--- start of GIVEN INFORMATION ---

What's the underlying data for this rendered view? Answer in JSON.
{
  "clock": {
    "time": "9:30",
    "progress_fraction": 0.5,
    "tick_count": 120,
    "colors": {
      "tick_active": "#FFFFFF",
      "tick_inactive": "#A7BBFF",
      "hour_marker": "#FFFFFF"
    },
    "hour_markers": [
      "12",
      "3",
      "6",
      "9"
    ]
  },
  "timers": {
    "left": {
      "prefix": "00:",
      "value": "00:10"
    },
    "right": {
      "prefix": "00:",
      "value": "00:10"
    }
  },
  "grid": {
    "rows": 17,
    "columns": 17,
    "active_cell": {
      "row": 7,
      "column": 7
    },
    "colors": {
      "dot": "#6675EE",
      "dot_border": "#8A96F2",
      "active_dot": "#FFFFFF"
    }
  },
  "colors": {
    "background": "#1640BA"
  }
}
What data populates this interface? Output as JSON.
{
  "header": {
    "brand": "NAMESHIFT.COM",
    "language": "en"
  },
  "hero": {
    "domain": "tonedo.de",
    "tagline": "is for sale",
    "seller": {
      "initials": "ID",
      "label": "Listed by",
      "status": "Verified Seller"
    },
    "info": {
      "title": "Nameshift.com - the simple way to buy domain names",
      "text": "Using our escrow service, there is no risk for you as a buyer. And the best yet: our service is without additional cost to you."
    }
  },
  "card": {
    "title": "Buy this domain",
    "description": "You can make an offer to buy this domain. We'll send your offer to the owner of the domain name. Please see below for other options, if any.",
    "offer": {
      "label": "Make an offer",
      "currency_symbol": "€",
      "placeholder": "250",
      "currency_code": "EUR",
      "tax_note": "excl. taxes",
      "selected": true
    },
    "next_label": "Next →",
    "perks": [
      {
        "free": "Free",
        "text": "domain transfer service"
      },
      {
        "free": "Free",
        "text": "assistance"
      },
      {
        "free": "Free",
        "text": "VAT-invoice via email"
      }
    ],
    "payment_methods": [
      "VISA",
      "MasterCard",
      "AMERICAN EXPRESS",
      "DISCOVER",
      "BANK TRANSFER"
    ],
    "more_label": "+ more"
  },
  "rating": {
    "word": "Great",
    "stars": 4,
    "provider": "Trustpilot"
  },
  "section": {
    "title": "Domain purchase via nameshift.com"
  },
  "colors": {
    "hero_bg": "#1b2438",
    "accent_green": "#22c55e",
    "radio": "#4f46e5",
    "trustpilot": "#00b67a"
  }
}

--- end of GIVEN INFORMATION ---

■ WORK TO BE COMPLETED:
Using the material above, state how many lines include the string "text". Answer with a single number.

■ TASK RESPONSE:
4